**Instructions to follow:** Go through the material below and copy each line where the word "JSON" appears.
>> Begin Data supplied
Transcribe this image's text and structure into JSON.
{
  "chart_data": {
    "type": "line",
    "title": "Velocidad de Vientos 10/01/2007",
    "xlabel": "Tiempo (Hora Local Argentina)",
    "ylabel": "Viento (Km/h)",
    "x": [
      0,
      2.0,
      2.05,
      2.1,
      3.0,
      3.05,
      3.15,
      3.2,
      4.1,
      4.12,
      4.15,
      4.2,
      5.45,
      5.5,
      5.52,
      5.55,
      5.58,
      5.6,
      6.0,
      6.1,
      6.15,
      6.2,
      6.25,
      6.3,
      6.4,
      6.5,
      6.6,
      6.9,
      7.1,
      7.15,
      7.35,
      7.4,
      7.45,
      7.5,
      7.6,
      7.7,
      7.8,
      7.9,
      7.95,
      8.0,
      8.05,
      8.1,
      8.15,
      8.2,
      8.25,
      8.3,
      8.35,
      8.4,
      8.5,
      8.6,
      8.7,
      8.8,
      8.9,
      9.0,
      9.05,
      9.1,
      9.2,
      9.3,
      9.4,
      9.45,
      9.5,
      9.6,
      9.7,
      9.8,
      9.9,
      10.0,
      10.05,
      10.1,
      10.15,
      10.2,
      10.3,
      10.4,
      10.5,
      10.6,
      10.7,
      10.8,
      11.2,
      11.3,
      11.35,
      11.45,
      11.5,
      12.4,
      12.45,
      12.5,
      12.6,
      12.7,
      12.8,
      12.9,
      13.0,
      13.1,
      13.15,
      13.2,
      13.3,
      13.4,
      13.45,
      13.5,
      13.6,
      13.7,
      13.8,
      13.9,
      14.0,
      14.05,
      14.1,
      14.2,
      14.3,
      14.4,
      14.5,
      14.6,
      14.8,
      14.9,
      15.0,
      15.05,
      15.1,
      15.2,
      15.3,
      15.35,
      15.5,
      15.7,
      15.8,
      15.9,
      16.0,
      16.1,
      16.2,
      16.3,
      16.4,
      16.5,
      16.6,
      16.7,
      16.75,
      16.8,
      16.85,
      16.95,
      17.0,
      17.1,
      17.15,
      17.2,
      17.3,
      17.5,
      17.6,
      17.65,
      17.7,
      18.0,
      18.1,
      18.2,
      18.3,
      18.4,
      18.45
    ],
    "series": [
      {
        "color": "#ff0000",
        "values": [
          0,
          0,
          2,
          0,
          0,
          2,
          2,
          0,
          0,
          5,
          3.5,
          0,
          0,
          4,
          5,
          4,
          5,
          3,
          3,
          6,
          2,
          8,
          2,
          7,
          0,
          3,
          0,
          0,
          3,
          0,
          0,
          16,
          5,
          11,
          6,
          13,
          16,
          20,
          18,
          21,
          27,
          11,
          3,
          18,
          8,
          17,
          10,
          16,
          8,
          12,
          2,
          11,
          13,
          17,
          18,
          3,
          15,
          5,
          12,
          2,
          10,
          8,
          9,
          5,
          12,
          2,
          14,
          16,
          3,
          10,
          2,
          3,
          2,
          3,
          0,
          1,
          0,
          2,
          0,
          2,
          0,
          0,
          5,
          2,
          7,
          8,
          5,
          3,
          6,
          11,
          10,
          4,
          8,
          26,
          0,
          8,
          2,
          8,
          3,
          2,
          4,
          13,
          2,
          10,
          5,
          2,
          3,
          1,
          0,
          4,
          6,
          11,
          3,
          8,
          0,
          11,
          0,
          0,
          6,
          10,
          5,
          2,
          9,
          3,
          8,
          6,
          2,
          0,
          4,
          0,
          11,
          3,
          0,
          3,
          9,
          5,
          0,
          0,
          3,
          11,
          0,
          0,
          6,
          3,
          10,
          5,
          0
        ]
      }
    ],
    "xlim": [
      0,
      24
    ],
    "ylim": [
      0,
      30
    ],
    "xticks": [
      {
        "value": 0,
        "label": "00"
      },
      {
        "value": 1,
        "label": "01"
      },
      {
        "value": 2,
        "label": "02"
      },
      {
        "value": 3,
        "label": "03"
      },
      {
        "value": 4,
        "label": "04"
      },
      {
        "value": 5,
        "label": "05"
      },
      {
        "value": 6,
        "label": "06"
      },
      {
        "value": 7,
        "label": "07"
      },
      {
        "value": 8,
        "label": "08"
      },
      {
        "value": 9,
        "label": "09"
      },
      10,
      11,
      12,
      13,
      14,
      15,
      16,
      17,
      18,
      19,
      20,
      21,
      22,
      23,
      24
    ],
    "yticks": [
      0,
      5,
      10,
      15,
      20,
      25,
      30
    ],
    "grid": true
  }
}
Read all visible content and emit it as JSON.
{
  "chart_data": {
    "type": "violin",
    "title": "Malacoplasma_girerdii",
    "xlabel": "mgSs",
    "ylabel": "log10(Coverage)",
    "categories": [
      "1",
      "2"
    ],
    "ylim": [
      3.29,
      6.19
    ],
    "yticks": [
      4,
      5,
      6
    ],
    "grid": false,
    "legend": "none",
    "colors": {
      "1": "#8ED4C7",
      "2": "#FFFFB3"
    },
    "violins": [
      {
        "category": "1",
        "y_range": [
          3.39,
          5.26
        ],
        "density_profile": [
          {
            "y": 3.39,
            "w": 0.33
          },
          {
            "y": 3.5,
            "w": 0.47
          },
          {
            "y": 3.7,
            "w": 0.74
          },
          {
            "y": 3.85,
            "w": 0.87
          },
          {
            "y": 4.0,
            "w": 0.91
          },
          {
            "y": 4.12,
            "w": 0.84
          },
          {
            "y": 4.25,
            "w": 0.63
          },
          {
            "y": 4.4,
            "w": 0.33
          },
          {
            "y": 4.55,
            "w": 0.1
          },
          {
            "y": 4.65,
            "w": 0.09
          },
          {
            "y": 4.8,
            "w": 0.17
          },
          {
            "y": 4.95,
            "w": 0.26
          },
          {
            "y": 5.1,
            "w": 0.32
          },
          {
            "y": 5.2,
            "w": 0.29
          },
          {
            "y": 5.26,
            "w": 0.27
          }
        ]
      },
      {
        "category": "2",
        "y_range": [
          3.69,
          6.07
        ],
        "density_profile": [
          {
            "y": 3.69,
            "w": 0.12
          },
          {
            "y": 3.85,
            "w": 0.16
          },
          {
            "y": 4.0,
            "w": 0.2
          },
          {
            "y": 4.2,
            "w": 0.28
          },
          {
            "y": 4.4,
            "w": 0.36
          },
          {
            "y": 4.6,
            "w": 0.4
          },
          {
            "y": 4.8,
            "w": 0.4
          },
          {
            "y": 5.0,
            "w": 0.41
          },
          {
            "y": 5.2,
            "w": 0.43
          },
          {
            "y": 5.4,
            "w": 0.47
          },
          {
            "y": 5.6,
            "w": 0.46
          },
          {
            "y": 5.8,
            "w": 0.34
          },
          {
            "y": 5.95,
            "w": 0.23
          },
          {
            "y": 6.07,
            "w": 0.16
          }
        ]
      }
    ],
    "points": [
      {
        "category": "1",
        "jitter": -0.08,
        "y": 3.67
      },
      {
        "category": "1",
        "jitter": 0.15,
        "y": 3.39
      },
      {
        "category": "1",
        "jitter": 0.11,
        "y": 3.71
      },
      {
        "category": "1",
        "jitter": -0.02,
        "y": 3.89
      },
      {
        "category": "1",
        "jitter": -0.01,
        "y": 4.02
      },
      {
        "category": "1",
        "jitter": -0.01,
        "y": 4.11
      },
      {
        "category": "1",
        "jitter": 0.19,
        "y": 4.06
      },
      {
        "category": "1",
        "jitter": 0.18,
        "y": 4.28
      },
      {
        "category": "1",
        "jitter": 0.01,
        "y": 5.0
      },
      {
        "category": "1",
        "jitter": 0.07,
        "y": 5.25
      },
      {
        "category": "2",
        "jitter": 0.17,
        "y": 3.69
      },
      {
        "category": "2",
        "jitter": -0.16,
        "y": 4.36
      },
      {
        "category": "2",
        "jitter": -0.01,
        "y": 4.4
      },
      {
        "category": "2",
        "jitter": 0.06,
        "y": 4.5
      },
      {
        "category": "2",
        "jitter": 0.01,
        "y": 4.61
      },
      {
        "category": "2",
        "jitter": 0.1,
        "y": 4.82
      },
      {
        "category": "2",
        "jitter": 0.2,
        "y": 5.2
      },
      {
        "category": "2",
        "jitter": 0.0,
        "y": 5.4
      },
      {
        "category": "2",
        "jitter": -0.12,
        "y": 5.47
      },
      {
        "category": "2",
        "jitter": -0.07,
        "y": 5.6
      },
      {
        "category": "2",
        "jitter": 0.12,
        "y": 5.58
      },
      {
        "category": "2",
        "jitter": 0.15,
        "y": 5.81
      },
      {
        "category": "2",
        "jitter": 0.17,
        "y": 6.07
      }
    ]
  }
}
>> End Data supplied
**Output for this task:**
Transcribe this image's text and structure into JSON.
Read all visible content and emit it as JSON.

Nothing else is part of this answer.